» **TASK GOAL**
From the listing below, work out how many lines contain "чтобы". Reply with that number only.

» **RECORDS FOR THE TASK**
▽

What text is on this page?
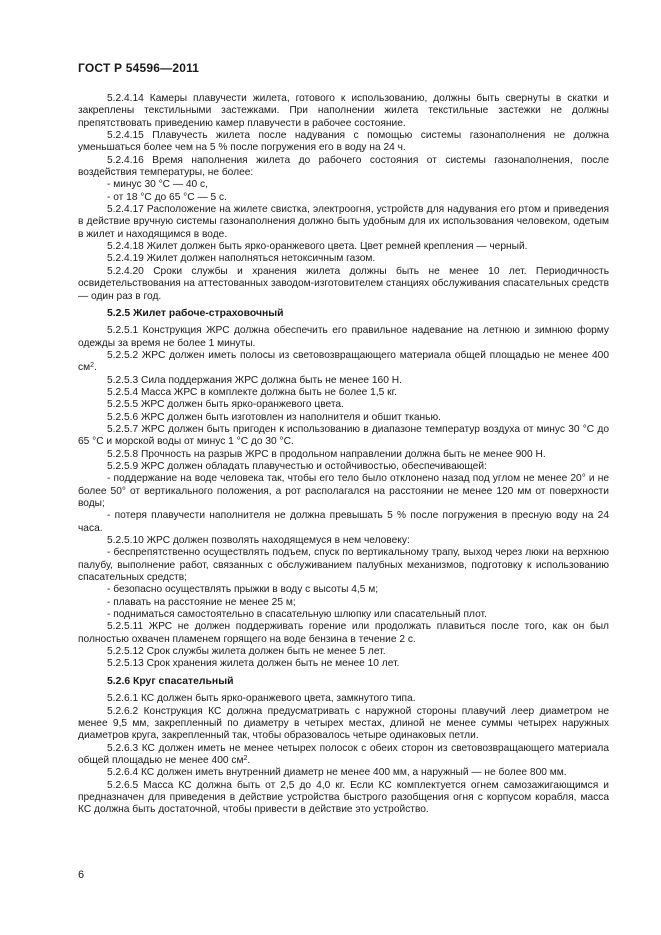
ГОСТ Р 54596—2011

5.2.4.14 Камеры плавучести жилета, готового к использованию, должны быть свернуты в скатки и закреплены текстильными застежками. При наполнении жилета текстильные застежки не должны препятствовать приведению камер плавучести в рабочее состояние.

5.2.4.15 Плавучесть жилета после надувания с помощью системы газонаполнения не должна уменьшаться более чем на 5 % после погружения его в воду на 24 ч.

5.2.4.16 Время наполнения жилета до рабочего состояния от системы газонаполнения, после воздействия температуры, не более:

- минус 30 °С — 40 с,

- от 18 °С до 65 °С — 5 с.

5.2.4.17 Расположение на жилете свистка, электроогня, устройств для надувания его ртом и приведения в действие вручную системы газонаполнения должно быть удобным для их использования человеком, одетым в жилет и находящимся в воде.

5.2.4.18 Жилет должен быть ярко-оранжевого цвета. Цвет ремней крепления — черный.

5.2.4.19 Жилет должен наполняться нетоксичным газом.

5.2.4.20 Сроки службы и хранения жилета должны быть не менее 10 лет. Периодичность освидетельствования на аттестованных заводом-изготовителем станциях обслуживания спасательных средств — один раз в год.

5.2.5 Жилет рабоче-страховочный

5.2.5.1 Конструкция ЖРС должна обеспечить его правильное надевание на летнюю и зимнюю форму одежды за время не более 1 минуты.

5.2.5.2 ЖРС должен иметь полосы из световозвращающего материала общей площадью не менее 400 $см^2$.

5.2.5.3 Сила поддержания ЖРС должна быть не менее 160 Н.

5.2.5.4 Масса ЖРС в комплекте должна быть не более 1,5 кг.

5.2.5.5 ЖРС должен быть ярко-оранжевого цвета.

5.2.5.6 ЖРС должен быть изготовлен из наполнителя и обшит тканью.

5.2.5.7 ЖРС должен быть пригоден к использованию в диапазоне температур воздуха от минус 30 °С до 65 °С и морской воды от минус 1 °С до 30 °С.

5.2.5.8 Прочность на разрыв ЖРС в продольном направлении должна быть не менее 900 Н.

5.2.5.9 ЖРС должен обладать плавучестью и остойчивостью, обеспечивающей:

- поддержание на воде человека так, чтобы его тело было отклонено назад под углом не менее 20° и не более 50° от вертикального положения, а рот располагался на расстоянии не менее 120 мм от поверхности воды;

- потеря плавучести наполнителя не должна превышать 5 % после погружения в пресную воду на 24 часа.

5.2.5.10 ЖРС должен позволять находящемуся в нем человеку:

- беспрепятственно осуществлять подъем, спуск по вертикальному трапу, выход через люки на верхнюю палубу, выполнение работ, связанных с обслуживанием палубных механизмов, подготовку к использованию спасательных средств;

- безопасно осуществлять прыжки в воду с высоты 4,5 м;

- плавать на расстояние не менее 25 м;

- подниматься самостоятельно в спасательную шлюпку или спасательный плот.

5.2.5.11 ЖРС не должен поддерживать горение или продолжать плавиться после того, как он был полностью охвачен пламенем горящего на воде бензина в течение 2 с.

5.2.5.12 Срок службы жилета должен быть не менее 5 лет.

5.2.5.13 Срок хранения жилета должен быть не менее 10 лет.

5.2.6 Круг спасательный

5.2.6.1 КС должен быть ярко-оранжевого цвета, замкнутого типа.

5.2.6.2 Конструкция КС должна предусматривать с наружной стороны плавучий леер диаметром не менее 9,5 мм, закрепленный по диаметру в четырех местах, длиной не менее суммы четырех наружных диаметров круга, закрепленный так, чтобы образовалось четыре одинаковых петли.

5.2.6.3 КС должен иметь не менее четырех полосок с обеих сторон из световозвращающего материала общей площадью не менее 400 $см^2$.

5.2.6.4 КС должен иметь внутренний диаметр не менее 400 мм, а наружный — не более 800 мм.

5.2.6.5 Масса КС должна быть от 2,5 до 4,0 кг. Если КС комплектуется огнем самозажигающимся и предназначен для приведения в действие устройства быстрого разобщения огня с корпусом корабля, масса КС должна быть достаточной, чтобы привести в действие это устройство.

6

△
▽

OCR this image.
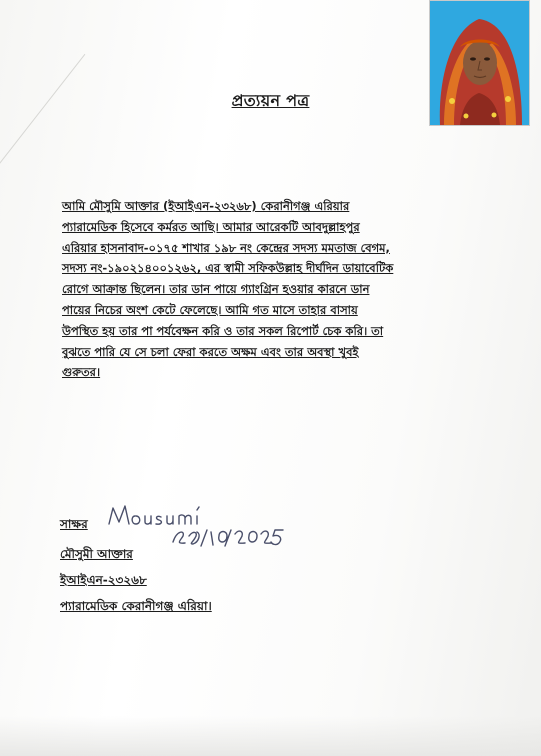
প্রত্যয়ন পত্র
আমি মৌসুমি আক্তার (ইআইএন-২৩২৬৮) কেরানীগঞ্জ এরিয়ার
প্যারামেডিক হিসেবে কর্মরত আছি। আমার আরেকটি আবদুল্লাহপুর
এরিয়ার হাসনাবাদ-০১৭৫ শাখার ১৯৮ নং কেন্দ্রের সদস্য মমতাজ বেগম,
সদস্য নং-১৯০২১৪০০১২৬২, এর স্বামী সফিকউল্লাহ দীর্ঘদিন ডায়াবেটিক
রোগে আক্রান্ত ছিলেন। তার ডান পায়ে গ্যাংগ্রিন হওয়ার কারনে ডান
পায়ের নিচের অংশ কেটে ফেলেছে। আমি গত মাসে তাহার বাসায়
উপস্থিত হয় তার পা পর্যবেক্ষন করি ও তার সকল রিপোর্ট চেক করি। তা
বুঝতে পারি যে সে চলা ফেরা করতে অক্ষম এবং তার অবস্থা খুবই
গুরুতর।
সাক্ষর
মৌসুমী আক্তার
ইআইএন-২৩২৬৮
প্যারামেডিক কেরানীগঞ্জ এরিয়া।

△

» **WRITTEN SOLUTION**
3